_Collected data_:
>>>>
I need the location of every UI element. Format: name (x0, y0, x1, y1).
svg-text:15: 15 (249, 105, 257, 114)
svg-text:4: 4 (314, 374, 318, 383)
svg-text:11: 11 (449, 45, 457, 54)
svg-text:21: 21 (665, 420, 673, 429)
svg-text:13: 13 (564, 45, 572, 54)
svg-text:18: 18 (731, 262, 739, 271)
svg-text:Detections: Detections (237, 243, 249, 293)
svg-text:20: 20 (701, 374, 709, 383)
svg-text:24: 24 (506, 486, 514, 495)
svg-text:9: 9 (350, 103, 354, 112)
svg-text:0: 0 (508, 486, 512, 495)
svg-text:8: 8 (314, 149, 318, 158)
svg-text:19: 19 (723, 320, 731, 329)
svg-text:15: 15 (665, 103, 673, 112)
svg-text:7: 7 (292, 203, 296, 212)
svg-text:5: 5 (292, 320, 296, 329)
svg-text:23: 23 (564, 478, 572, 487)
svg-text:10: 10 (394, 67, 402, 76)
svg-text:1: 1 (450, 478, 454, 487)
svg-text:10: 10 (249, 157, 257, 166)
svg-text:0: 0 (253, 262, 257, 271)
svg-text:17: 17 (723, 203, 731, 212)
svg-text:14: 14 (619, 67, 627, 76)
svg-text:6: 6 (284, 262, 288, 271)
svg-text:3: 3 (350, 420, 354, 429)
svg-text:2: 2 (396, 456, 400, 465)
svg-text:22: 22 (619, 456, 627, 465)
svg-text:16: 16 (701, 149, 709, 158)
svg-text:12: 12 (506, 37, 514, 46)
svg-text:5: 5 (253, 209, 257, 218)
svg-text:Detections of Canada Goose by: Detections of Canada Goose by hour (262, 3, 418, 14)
<<<<
_TO BE DONE_: Quote the records word for word, from their first line through the line that contains "svg-text:18: 18 (731, 262, 739, 271)", with both ends included.

_RESULT FOR THIS EXERCISE_:
I need the location of every UI element. Format: name (x0, y0, x1, y1).
svg-text:15: 15 (249, 105, 257, 114)
svg-text:4: 4 (314, 374, 318, 383)
svg-text:11: 11 (449, 45, 457, 54)
svg-text:21: 21 (665, 420, 673, 429)
svg-text:13: 13 (564, 45, 572, 54)
svg-text:18: 18 (731, 262, 739, 271)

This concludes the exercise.